[Your task]:
Write each record again exactly as it stands.

Some records:
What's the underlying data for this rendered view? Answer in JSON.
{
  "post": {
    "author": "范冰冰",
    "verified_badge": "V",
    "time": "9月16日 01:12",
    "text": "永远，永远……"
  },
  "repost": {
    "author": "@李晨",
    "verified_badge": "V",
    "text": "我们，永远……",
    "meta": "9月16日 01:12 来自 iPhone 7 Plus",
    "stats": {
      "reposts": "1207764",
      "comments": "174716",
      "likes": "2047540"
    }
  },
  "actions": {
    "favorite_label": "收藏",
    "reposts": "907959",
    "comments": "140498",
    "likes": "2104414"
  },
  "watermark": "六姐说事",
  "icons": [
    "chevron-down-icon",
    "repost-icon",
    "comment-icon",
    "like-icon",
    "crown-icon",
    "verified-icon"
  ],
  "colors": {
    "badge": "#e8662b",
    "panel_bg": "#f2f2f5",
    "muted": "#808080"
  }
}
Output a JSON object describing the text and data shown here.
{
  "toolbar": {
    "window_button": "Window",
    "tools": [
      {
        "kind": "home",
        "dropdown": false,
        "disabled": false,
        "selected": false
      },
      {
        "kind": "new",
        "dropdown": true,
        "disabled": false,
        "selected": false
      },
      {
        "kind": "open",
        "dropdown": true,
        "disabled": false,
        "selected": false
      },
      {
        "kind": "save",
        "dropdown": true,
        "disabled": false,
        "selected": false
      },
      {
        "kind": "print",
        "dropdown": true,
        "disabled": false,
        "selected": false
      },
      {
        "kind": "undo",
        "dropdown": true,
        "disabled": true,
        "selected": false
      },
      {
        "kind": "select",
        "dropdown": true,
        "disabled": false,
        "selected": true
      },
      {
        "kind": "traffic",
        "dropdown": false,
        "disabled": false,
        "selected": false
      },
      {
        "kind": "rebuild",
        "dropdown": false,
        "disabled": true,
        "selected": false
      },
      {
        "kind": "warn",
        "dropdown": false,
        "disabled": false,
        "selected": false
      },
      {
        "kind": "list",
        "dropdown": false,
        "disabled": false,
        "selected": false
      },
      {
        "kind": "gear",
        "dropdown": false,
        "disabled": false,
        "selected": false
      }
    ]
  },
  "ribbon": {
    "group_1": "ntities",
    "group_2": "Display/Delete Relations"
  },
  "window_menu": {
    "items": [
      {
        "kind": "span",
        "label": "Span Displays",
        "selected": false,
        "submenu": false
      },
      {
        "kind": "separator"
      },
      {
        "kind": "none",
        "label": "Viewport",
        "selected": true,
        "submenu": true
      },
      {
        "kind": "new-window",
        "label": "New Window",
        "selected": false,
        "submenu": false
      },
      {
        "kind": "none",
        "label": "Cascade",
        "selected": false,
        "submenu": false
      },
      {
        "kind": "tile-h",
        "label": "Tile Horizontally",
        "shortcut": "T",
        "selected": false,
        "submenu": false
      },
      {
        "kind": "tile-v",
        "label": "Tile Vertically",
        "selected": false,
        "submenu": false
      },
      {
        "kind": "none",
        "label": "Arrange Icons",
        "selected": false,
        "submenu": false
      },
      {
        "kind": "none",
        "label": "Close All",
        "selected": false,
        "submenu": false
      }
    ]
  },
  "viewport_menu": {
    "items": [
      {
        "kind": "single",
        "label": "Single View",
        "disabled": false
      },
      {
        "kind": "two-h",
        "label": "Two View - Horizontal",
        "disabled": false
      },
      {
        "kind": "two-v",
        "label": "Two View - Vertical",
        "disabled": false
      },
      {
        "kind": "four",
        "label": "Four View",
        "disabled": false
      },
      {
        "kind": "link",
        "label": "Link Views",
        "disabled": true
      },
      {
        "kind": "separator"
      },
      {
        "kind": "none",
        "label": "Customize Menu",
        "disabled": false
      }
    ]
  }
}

[Task result]:
What's the underlying data for this rendered view? Answer in JSON.
{
  "post": {
    "author": "范冰冰",
    "verified_badge": "V",
    "time": "9月16日 01:12",
    "text": "永远，永远……"
  },
  "repost": {
    "author": "@李晨",
    "verified_badge": "V",
    "text": "我们，永远……",
    "meta": "9月16日 01:12 来自 iPhone 7 Plus",
    "stats": {
      "reposts": "1207764",
      "comments": "174716",
      "likes": "2047540"
    }
  },
  "actions": {
    "favorite_label": "收藏",
    "reposts": "907959",
    "comments": "140498",
    "likes": "2104414"
  },
  "watermark": "六姐说事",
  "icons": [
    "chevron-down-icon",
    "repost-icon",
    "comment-icon",
    "like-icon",
    "crown-icon",
    "verified-icon"
  ],
  "colors": {
    "badge": "#e8662b",
    "panel_bg": "#f2f2f5",
    "muted": "#808080"
  }
}
Output a JSON object describing the text and data shown here.
{
  "toolbar": {
    "window_button": "Window",
    "tools": [
      {
        "kind": "home",
        "dropdown": false,
        "disabled": false,
        "selected": false
      },
      {
        "kind": "new",
        "dropdown": true,
        "disabled": false,
        "selected": false
      },
      {
        "kind": "open",
        "dropdown": true,
        "disabled": false,
        "selected": false
      },
      {
        "kind": "save",
        "dropdown": true,
        "disabled": false,
        "selected": false
      },
      {
        "kind": "print",
        "dropdown": true,
        "disabled": false,
        "selected": false
      },
      {
        "kind": "undo",
        "dropdown": true,
        "disabled": true,
        "selected": false
      },
      {
        "kind": "select",
        "dropdown": true,
        "disabled": false,
        "selected": true
      },
      {
        "kind": "traffic",
        "dropdown": false,
        "disabled": false,
        "selected": false
      },
      {
        "kind": "rebuild",
        "dropdown": false,
        "disabled": true,
        "selected": false
      },
      {
        "kind": "warn",
        "dropdown": false,
        "disabled": false,
        "selected": false
      },
      {
        "kind": "list",
        "dropdown": false,
        "disabled": false,
        "selected": false
      },
      {
        "kind": "gear",
        "dropdown": false,
        "disabled": false,
        "selected": false
      }
    ]
  },
  "ribbon": {
    "group_1": "ntities",
    "group_2": "Display/Delete Relations"
  },
  "window_menu": {
    "items": [
      {
        "kind": "span",
        "label": "Span Displays",
        "selected": false,
        "submenu": false
      },
      {
        "kind": "separator"
      },
      {
        "kind": "none",
        "label": "Viewport",
        "selected": true,
        "submenu": true
      },
      {
        "kind": "new-window",
        "label": "New Window",
        "selected": false,
        "submenu": false
      },
      {
        "kind": "none",
        "label": "Cascade",
        "selected": false,
        "submenu": false
      },
      {
        "kind": "tile-h",
        "label": "Tile Horizontally",
        "shortcut": "T",
        "selected": false,
        "submenu": false
      },
      {
        "kind": "tile-v",
        "label": "Tile Vertically",
        "selected": false,
        "submenu": false
      },
      {
        "kind": "none",
        "label": "Arrange Icons",
        "selected": false,
        "submenu": false
      },
      {
        "kind": "none",
        "label": "Close All",
        "selected": false,
        "submenu": false
      }
    ]
  },
  "viewport_menu": {
    "items": [
      {
        "kind": "single",
        "label": "Single View",
        "disabled": false
      },
      {
        "kind": "two-h",
        "label": "Two View - Horizontal",
        "disabled": false
      },
      {
        "kind": "two-v",
        "label": "Two View - Vertical",
        "disabled": false
      },
      {
        "kind": "four",
        "label": "Four View",
        "disabled": false
      },
      {
        "kind": "link",
        "label": "Link Views",
        "disabled": true
      },
      {
        "kind": "separator"
      },
      {
        "kind": "none",
        "label": "Customize Menu",
        "disabled": false
      }
    ]
  }
}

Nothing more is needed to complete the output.